◆ Short problem: Copy out every one of the entries below, swapping "bbox" for "bounding box" wherever it appears and keeping everything else the same. Leave the pictures out.
[start of Material provided]
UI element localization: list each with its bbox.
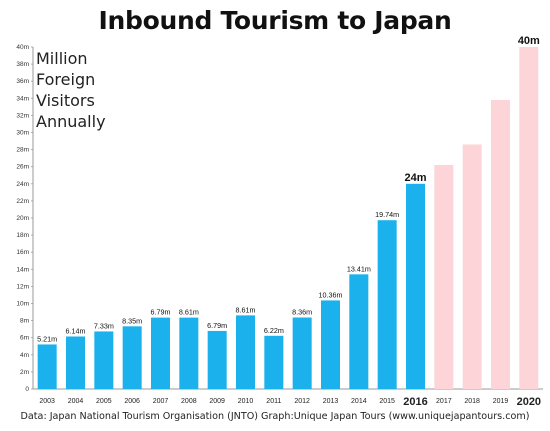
- bar-2007: [151, 317, 170, 389]
- data-label-2020: 40m: [518, 35, 540, 47]
- data-label-2016: 24m: [404, 172, 426, 184]
- data-label-2004: 6.14m: [66, 327, 86, 336]
- x-tick-2017: 2017: [436, 398, 452, 405]
- y-tick-label: 14m: [16, 266, 29, 273]
- x-tick-2003: 2003: [39, 398, 55, 405]
- data-labels: 5.21m 6.14m 7.33m 8.35m 6.79m 8.61m 6.79m 8.61m…: [37, 35, 540, 343]
- data-label-2013: 10.36m: [319, 290, 343, 299]
- bar-2020: [519, 47, 539, 389]
- y-tick-label: 36m: [16, 78, 29, 85]
- y-axis-label: Million Foreign Visitors Annually: [36, 48, 106, 132]
- x-tick-labels: 2003 2004 2005 2006 2007 2008 2009 2010 2011 2012…: [39, 396, 541, 408]
- x-tick-2012: 2012: [294, 398, 310, 405]
- x-tick-2011: 2011: [266, 398, 281, 405]
- bar-2006: [122, 326, 142, 389]
- x-tick-2006: 2006: [124, 398, 140, 405]
- y-axis-label-line-3: Visitors: [36, 91, 95, 110]
- y-axis-label-line-4: Annually: [36, 112, 106, 131]
- data-label-2007: 6.79m: [151, 308, 171, 317]
- data-label-2011: 6.22m: [264, 326, 284, 335]
- y-axis-label-line-1: Million: [36, 49, 88, 68]
- y-tick-label: 24m: [16, 181, 29, 188]
- x-tick-2019: 2019: [493, 398, 509, 405]
- x-tick-2018: 2018: [464, 398, 480, 405]
- bar-2018: [462, 144, 482, 389]
- bar-2003: [37, 344, 57, 389]
- chart-title: Inbound Tourism to Japan: [98, 6, 452, 35]
- x-tick-2005: 2005: [96, 398, 112, 405]
- bar-2014: [349, 274, 369, 389]
- y-axis-label-line-2: Foreign: [36, 70, 96, 89]
- y-tick-label: 4m: [20, 352, 29, 359]
- bar-2008: [179, 317, 199, 389]
- x-tick-2020: 2020: [517, 396, 541, 408]
- y-tick-label: 38m: [16, 61, 29, 68]
- y-tick-label: 0: [25, 386, 29, 393]
- y-tick-label: 30m: [16, 130, 29, 137]
- data-label-2014: 13.41m: [347, 264, 371, 273]
- data-label-2003: 5.21m: [37, 334, 57, 343]
- data-label-2005: 7.33m: [94, 321, 114, 330]
- y-tick-label: 26m: [16, 164, 29, 171]
- y-tick-label: 8m: [20, 318, 29, 325]
- x-tick-2008: 2008: [181, 398, 197, 405]
- data-label-2009: 6.79m: [207, 321, 227, 330]
- y-tick-label: 6m: [20, 335, 29, 342]
- y-tick-label: 22m: [16, 198, 29, 205]
- bar-2009: [207, 330, 227, 389]
- y-tick-label: 40m: [16, 44, 29, 51]
- x-tick-2014: 2014: [351, 398, 367, 405]
- data-label-2010: 8.61m: [236, 305, 256, 314]
- y-tick-label: 28m: [16, 147, 29, 154]
- source-caption: Data: Japan National Tourism Organisatio…: [20, 411, 530, 422]
- data-label-2012: 8.36m: [292, 308, 312, 317]
- data-label-2015: 19.74m: [375, 210, 399, 219]
- y-tick-label: 32m: [16, 112, 29, 119]
- y-tick-label: 16m: [16, 249, 29, 256]
- y-tick-label: 20m: [16, 215, 29, 222]
- data-label-2008: 8.61m: [179, 308, 199, 317]
- x-tick-2013: 2013: [323, 398, 339, 405]
- bar-2015: [377, 220, 397, 389]
- y-tick-label: 12m: [16, 283, 29, 290]
- x-tick-2010: 2010: [238, 398, 254, 405]
- y-tick-labels: 0 2m 4m 6m 8m 10m 12m 14m 16m 18m 20m 22m 24m 26m 28m 3…: [16, 44, 33, 393]
- y-tick-label: 34m: [16, 95, 29, 102]
- bar-2012: [292, 317, 312, 389]
- bar-2013: [321, 300, 340, 389]
- bar-2016: [406, 183, 425, 389]
- x-tick-2015: 2015: [379, 398, 395, 405]
- bar-2017: [434, 164, 454, 389]
- bar-2005: [94, 331, 114, 389]
- x-tick-2004: 2004: [68, 398, 84, 405]
- bar-2004: [66, 336, 85, 389]
- x-tick-2007: 2007: [153, 398, 169, 405]
- y-tick-label: 10m: [16, 301, 29, 308]
- bar-2011: [264, 335, 284, 389]
- data-label-2006: 8.35m: [122, 316, 142, 325]
- x-tick-2016: 2016: [403, 396, 427, 408]
- y-tick-label: 18m: [16, 232, 29, 239]
- x-tick-2009: 2009: [209, 398, 225, 405]
- bars: [37, 47, 539, 389]
- y-tick-label: 2m: [20, 369, 29, 376]
- bar-2019: [491, 100, 510, 389]
- bar-2010: [236, 315, 255, 389]
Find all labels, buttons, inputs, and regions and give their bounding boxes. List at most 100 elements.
[end of Material provided]
◆ Result for this task:
UI element localization: list each with its bounding box.
- bar-2007: [151, 317, 170, 389]
- data-label-2020: 40m: [518, 35, 540, 47]
- data-label-2016: 24m: [404, 172, 426, 184]
- data-label-2004: 6.14m: [66, 327, 86, 336]
- x-tick-2017: 2017: [436, 398, 452, 405]
- y-tick-label: 14m: [16, 266, 29, 273]
- x-tick-2003: 2003: [39, 398, 55, 405]
- data-labels: 5.21m 6.14m 7.33m 8.35m 6.79m 8.61m 6.79m 8.61m…: [37, 35, 540, 343]
- data-label-2013: 10.36m: [319, 290, 343, 299]
- bar-2020: [519, 47, 539, 389]
- y-tick-label: 36m: [16, 78, 29, 85]
- y-axis-label: Million Foreign Visitors Annually: [36, 48, 106, 132]
- x-tick-labels: 2003 2004 2005 2006 2007 2008 2009 2010 2011 2012…: [39, 396, 541, 408]
- x-tick-2012: 2012: [294, 398, 310, 405]
- x-tick-2011: 2011: [266, 398, 281, 405]
- bar-2006: [122, 326, 142, 389]
- x-tick-2006: 2006: [124, 398, 140, 405]
- y-axis-label-line-3: Visitors: [36, 91, 95, 110]
- y-axis-label-line-4: Annually: [36, 112, 106, 131]
- data-label-2007: 6.79m: [151, 308, 171, 317]
- data-label-2011: 6.22m: [264, 326, 284, 335]
- y-axis-label-line-1: Million: [36, 49, 88, 68]
- y-tick-label: 24m: [16, 181, 29, 188]
- x-tick-2019: 2019: [493, 398, 509, 405]
- x-tick-2018: 2018: [464, 398, 480, 405]
- bar-2018: [462, 144, 482, 389]
- bar-2003: [37, 344, 57, 389]
- chart-title: Inbound Tourism to Japan: [98, 6, 452, 35]
- x-tick-2005: 2005: [96, 398, 112, 405]
- bar-2014: [349, 274, 369, 389]
- y-axis-label-line-2: Foreign: [36, 70, 96, 89]
- y-tick-label: 4m: [20, 352, 29, 359]
- bar-2008: [179, 317, 199, 389]
- x-tick-2020: 2020: [517, 396, 541, 408]
- y-tick-label: 38m: [16, 61, 29, 68]
- y-tick-label: 0: [25, 386, 29, 393]
- y-tick-label: 30m: [16, 130, 29, 137]
- data-label-2014: 13.41m: [347, 264, 371, 273]
- data-label-2003: 5.21m: [37, 334, 57, 343]
- data-label-2005: 7.33m: [94, 321, 114, 330]
- y-tick-label: 26m: [16, 164, 29, 171]
- y-tick-label: 8m: [20, 318, 29, 325]
- x-tick-2008: 2008: [181, 398, 197, 405]
- data-label-2009: 6.79m: [207, 321, 227, 330]
- y-tick-label: 6m: [20, 335, 29, 342]
- y-tick-label: 22m: [16, 198, 29, 205]
- bar-2009: [207, 330, 227, 389]
- y-tick-label: 40m: [16, 44, 29, 51]
- x-tick-2014: 2014: [351, 398, 367, 405]
- data-label-2010: 8.61m: [236, 305, 256, 314]
- y-tick-label: 28m: [16, 147, 29, 154]
- source-caption: Data: Japan National Tourism Organisatio…: [20, 411, 530, 422]
- data-label-2012: 8.36m: [292, 308, 312, 317]
- data-label-2015: 19.74m: [375, 210, 399, 219]
- y-tick-label: 32m: [16, 112, 29, 119]
- y-tick-label: 16m: [16, 249, 29, 256]
- y-tick-label: 20m: [16, 215, 29, 222]
- data-label-2008: 8.61m: [179, 308, 199, 317]
- x-tick-2013: 2013: [323, 398, 339, 405]
- bar-2015: [377, 220, 397, 389]
- y-tick-label: 12m: [16, 283, 29, 290]
- x-tick-2010: 2010: [238, 398, 254, 405]
- y-tick-labels: 0 2m 4m 6m 8m 10m 12m 14m 16m 18m 20m 22m 24m 26m 28m 3…: [16, 44, 33, 393]
- y-tick-label: 34m: [16, 95, 29, 102]
- bar-2012: [292, 317, 312, 389]
- bar-2013: [321, 300, 340, 389]
- bar-2016: [406, 183, 425, 389]
- x-tick-2015: 2015: [379, 398, 395, 405]
- bar-2017: [434, 164, 454, 389]
- bar-2005: [94, 331, 114, 389]
- x-tick-2004: 2004: [68, 398, 84, 405]
- bar-2004: [66, 336, 85, 389]
- x-tick-2007: 2007: [153, 398, 169, 405]
- y-tick-label: 10m: [16, 301, 29, 308]
- bar-2011: [264, 335, 284, 389]
- data-label-2006: 8.35m: [122, 316, 142, 325]
- x-tick-2016: 2016: [403, 396, 427, 408]
- y-tick-label: 18m: [16, 232, 29, 239]
- x-tick-2009: 2009: [209, 398, 225, 405]
- bars: [37, 47, 539, 389]
- y-tick-label: 2m: [20, 369, 29, 376]
- bar-2019: [491, 100, 510, 389]
- bar-2010: [236, 315, 255, 389]
Find all labels, buttons, inputs, and regions and give their bounding boxes. List at most 100 elements.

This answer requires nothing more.